_WHAT THE TASK ASKS_. Quote every line as given.

Structured figure records:

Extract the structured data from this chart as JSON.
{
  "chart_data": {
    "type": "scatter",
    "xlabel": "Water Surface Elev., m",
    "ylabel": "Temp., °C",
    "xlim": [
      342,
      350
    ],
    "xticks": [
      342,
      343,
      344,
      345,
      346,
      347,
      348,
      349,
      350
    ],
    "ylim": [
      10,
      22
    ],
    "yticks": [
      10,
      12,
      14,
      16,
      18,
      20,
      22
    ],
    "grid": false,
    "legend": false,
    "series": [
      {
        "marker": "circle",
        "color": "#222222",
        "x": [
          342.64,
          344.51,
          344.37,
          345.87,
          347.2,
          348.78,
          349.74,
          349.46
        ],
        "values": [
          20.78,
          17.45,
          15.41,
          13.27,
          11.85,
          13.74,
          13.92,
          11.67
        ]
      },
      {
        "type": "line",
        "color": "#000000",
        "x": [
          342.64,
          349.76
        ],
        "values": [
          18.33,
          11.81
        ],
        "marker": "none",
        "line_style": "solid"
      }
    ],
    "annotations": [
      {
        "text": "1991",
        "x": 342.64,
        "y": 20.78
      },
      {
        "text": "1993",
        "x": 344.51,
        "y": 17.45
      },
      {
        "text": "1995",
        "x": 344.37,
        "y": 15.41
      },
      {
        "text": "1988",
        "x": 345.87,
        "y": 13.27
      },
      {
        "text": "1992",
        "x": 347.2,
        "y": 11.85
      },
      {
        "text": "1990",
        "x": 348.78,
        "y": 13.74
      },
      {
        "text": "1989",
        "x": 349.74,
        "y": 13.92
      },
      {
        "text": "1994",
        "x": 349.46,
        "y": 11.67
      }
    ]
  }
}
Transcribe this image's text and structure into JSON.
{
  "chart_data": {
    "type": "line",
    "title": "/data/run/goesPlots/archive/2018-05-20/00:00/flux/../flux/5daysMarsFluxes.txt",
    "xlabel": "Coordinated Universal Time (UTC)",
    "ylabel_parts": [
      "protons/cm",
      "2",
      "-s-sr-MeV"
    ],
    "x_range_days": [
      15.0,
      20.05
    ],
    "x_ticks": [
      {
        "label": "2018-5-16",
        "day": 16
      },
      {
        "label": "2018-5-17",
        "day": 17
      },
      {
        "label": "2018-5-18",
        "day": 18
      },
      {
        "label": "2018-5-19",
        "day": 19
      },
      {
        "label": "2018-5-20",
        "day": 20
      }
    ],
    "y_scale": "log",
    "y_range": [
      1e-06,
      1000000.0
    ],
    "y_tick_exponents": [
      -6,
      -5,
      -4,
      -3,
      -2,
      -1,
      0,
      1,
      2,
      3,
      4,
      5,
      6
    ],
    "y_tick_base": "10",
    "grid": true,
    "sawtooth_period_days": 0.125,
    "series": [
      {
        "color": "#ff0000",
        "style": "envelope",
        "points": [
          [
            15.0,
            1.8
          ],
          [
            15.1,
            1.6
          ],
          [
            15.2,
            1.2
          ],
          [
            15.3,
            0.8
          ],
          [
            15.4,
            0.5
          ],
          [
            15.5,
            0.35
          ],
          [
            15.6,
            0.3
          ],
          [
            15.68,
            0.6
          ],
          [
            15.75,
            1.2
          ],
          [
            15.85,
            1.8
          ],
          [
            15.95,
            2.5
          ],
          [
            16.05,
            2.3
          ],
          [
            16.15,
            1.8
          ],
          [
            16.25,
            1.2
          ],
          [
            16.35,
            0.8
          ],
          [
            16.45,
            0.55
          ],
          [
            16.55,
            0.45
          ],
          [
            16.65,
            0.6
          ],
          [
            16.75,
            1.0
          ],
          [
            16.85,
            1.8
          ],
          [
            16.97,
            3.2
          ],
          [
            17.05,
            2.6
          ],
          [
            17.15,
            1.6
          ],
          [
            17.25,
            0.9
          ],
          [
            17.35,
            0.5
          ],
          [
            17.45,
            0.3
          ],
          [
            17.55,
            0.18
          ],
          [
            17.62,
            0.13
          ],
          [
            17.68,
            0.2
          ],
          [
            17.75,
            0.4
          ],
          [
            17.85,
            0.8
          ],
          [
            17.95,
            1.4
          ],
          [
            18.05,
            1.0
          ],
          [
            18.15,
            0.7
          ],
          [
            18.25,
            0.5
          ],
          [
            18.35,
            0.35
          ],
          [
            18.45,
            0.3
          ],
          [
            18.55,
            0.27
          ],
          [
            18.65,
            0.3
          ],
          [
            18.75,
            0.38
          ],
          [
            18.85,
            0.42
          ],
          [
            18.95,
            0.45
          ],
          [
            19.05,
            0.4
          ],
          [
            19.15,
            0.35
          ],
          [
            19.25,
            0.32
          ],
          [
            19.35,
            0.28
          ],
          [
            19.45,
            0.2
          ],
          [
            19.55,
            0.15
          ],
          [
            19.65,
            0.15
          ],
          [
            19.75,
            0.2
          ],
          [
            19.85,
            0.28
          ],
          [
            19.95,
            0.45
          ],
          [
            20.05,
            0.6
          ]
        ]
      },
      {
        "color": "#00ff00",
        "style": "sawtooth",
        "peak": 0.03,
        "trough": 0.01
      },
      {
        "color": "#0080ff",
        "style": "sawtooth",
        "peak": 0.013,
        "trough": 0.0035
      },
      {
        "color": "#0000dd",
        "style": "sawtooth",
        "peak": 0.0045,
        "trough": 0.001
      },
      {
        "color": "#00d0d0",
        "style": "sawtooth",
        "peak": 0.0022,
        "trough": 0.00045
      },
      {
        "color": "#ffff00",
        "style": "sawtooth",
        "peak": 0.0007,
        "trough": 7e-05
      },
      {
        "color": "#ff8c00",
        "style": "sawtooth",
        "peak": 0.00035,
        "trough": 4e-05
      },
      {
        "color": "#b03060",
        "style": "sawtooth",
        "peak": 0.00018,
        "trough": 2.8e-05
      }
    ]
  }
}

_WRITTEN SOLUTION_.
Extract the structured data from this chart as JSON.
{
  "chart_data": {
    "type": "scatter",
    "xlabel": "Water Surface Elev., m",
    "ylabel": "Temp., °C",
    "xlim": [
      342,
      350
    ],
    "xticks": [
      342,
      343,
      344,
      345,
      346,
      347,
      348,
      349,
      350
    ],
    "ylim": [
      10,
      22
    ],
    "yticks": [
      10,
      12,
      14,
      16,
      18,
      20,
      22
    ],
    "grid": false,
    "legend": false,
    "series": [
      {
        "marker": "circle",
        "color": "#222222",
        "x": [
          342.64,
          344.51,
          344.37,
          345.87,
          347.2,
          348.78,
          349.74,
          349.46
        ],
        "values": [
          20.78,
          17.45,
          15.41,
          13.27,
          11.85,
          13.74,
          13.92,
          11.67
        ]
      },
      {
        "type": "line",
        "color": "#000000",
        "x": [
          342.64,
          349.76
        ],
        "values": [
          18.33,
          11.81
        ],
        "marker": "none",
        "line_style": "solid"
      }
    ],
    "annotations": [
      {
        "text": "1991",
        "x": 342.64,
        "y": 20.78
      },
      {
        "text": "1993",
        "x": 344.51,
        "y": 17.45
      },
      {
        "text": "1995",
        "x": 344.37,
        "y": 15.41
      },
      {
        "text": "1988",
        "x": 345.87,
        "y": 13.27
      },
      {
        "text": "1992",
        "x": 347.2,
        "y": 11.85
      },
      {
        "text": "1990",
        "x": 348.78,
        "y": 13.74
      },
      {
        "text": "1989",
        "x": 349.74,
        "y": 13.92
      },
      {
        "text": "1994",
        "x": 349.46,
        "y": 11.67
      }
    ]
  }
}
Transcribe this image's text and structure into JSON.
{
  "chart_data": {
    "type": "line",
    "title": "/data/run/goesPlots/archive/2018-05-20/00:00/flux/../flux/5daysMarsFluxes.txt",
    "xlabel": "Coordinated Universal Time (UTC)",
    "ylabel_parts": [
      "protons/cm",
      "2",
      "-s-sr-MeV"
    ],
    "x_range_days": [
      15.0,
      20.05
    ],
    "x_ticks": [
      {
        "label": "2018-5-16",
        "day": 16
      },
      {
        "label": "2018-5-17",
        "day": 17
      },
      {
        "label": "2018-5-18",
        "day": 18
      },
      {
        "label": "2018-5-19",
        "day": 19
      },
      {
        "label": "2018-5-20",
        "day": 20
      }
    ],
    "y_scale": "log",
    "y_range": [
      1e-06,
      1000000.0
    ],
    "y_tick_exponents": [
      -6,
      -5,
      -4,
      -3,
      -2,
      -1,
      0,
      1,
      2,
      3,
      4,
      5,
      6
    ],
    "y_tick_base": "10",
    "grid": true,
    "sawtooth_period_days": 0.125,
    "series": [
      {
        "color": "#ff0000",
        "style": "envelope",
        "points": [
          [
            15.0,
            1.8
          ],
          [
            15.1,
            1.6
          ],
          [
            15.2,
            1.2
          ],
          [
            15.3,
            0.8
          ],
          [
            15.4,
            0.5
          ],
          [
            15.5,
            0.35
          ],
          [
            15.6,
            0.3
          ],
          [
            15.68,
            0.6
          ],
          [
            15.75,
            1.2
          ],
          [
            15.85,
            1.8
          ],
          [
            15.95,
            2.5
          ],
          [
            16.05,
            2.3
          ],
          [
            16.15,
            1.8
          ],
          [
            16.25,
            1.2
          ],
          [
            16.35,
            0.8
          ],
          [
            16.45,
            0.55
          ],
          [
            16.55,
            0.45
          ],
          [
            16.65,
            0.6
          ],
          [
            16.75,
            1.0
          ],
          [
            16.85,
            1.8
          ],
          [
            16.97,
            3.2
          ],
          [
            17.05,
            2.6
          ],
          [
            17.15,
            1.6
          ],
          [
            17.25,
            0.9
          ],
          [
            17.35,
            0.5
          ],
          [
            17.45,
            0.3
          ],
          [
            17.55,
            0.18
          ],
          [
            17.62,
            0.13
          ],
          [
            17.68,
            0.2
          ],
          [
            17.75,
            0.4
          ],
          [
            17.85,
            0.8
          ],
          [
            17.95,
            1.4
          ],
          [
            18.05,
            1.0
          ],
          [
            18.15,
            0.7
          ],
          [
            18.25,
            0.5
          ],
          [
            18.35,
            0.35
          ],
          [
            18.45,
            0.3
          ],
          [
            18.55,
            0.27
          ],
          [
            18.65,
            0.3
          ],
          [
            18.75,
            0.38
          ],
          [
            18.85,
            0.42
          ],
          [
            18.95,
            0.45
          ],
          [
            19.05,
            0.4
          ],
          [
            19.15,
            0.35
          ],
          [
            19.25,
            0.32
          ],
          [
            19.35,
            0.28
          ],
          [
            19.45,
            0.2
          ],
          [
            19.55,
            0.15
          ],
          [
            19.65,
            0.15
          ],
          [
            19.75,
            0.2
          ],
          [
            19.85,
            0.28
          ],
          [
            19.95,
            0.45
          ],
          [
            20.05,
            0.6
          ]
        ]
      },
      {
        "color": "#00ff00",
        "style": "sawtooth",
        "peak": 0.03,
        "trough": 0.01
      },
      {
        "color": "#0080ff",
        "style": "sawtooth",
        "peak": 0.013,
        "trough": 0.0035
      },
      {
        "color": "#0000dd",
        "style": "sawtooth",
        "peak": 0.0045,
        "trough": 0.001
      },
      {
        "color": "#00d0d0",
        "style": "sawtooth",
        "peak": 0.0022,
        "trough": 0.00045
      },
      {
        "color": "#ffff00",
        "style": "sawtooth",
        "peak": 0.0007,
        "trough": 7e-05
      },
      {
        "color": "#ff8c00",
        "style": "sawtooth",
        "peak": 0.00035,
        "trough": 4e-05
      },
      {
        "color": "#b03060",
        "style": "sawtooth",
        "peak": 0.00018,
        "trough": 2.8e-05
      }
    ]
  }
}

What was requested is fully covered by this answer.